Locate the lines that hold the string "Установка". Copy every such line.

** start **

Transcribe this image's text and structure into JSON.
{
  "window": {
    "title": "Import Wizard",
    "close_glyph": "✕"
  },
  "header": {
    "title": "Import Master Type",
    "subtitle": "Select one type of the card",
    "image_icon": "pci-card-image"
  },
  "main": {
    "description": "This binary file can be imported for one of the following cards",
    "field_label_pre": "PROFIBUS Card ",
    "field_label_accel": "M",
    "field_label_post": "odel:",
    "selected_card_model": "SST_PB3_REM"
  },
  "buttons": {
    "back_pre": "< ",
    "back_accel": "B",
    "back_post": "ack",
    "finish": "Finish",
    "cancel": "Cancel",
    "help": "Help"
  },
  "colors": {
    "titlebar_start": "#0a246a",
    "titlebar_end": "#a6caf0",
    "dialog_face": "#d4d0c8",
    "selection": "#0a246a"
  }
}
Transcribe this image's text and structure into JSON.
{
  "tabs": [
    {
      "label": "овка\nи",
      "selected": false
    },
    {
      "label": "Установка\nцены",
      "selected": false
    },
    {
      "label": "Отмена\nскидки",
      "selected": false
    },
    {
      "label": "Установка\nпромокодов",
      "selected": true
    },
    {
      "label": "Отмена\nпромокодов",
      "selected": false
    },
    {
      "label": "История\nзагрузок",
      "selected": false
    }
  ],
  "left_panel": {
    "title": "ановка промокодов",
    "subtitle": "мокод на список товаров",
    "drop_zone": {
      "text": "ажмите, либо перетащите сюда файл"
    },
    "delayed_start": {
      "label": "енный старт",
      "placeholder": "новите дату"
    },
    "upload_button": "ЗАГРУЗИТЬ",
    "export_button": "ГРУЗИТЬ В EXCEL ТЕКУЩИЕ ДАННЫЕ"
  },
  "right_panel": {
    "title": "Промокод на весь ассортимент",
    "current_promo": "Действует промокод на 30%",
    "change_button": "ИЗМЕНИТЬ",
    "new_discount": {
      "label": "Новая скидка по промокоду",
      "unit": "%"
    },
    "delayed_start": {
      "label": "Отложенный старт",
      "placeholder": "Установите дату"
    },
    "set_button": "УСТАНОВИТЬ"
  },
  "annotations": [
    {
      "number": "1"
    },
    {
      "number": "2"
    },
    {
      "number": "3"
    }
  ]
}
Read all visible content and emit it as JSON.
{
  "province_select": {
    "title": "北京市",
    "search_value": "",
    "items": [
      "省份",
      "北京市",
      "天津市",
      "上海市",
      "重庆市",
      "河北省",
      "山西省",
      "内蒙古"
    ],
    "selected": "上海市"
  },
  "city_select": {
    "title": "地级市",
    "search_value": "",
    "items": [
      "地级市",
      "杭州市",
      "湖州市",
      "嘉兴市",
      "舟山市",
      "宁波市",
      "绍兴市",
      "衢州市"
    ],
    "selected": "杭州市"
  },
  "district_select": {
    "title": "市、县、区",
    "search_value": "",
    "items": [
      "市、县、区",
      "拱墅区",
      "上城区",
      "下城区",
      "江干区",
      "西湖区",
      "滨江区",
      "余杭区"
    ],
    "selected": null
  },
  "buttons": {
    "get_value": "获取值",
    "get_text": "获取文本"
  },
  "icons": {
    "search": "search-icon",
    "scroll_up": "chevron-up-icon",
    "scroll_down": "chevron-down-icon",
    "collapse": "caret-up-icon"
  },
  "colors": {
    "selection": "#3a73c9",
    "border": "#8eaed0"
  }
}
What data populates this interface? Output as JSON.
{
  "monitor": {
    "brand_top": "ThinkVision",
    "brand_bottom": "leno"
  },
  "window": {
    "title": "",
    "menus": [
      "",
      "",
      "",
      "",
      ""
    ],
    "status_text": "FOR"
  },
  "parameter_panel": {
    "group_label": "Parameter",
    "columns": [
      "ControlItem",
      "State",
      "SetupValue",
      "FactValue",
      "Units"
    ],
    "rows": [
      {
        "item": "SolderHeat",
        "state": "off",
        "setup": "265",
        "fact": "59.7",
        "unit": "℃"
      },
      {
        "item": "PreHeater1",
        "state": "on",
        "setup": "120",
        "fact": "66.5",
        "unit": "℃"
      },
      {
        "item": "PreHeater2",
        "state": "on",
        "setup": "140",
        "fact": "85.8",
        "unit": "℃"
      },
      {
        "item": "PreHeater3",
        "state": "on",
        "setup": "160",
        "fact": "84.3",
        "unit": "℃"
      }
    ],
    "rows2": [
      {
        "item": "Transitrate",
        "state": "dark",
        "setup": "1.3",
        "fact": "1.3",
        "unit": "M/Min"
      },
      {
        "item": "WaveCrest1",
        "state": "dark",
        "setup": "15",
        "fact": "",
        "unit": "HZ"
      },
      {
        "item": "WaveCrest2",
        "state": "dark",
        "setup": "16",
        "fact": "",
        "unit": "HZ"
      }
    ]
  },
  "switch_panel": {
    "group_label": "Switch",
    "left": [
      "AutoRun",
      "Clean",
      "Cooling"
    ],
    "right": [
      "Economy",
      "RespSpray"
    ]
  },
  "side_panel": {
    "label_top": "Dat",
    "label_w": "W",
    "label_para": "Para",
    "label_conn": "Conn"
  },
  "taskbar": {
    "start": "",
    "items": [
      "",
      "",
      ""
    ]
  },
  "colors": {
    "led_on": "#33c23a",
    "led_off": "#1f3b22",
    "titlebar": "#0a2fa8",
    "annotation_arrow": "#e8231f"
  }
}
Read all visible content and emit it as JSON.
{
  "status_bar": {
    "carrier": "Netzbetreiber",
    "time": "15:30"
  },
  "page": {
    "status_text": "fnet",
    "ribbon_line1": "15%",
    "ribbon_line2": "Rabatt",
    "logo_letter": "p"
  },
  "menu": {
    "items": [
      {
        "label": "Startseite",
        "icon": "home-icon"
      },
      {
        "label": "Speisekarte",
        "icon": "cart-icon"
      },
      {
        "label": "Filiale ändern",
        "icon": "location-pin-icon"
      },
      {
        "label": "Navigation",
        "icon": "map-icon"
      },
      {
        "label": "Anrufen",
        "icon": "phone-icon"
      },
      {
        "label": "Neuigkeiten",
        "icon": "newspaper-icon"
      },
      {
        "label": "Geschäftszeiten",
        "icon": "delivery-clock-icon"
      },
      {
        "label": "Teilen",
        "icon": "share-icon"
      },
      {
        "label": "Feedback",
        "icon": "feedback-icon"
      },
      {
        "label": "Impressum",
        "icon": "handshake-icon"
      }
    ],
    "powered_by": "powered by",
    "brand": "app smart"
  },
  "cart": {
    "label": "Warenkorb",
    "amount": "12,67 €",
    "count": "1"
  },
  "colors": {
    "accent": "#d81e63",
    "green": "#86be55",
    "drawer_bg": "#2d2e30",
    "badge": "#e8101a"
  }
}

** end **

» **OUTPUT**:
      "label": "Установка\nцены",
      "label": "Установка\nпромокодов",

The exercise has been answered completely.